[Stored data entries]

-=-=-=-=-

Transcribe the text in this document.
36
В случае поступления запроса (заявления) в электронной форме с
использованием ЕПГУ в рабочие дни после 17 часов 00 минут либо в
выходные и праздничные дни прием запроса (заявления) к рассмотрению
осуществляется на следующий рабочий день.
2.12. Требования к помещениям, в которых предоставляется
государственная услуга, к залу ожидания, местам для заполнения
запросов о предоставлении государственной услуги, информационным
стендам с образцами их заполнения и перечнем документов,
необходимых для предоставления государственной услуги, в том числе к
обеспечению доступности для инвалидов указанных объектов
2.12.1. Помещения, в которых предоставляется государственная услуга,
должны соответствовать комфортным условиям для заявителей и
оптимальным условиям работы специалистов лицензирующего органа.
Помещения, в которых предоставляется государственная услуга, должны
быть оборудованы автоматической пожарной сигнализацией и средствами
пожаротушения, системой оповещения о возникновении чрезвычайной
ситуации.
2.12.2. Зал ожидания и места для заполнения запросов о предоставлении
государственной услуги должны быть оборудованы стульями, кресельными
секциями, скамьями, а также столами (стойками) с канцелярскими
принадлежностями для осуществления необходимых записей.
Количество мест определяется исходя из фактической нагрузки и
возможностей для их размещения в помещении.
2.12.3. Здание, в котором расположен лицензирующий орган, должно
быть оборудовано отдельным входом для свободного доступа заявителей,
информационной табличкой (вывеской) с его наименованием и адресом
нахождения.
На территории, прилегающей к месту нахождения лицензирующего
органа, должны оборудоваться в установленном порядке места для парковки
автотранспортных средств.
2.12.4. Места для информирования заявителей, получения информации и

-=-=-=-=-

▸ **Written exercise**: Locate all lines in the listing above with the word "заполнения" and copy them.

▸ **Answer for the task**:
государственная услуга, к залу ожидания, местам для заполнения
стендам с образцами их заполнения и перечнем документов,
2.12.2. Зал ожидания и места для заполнения запросов о предоставлении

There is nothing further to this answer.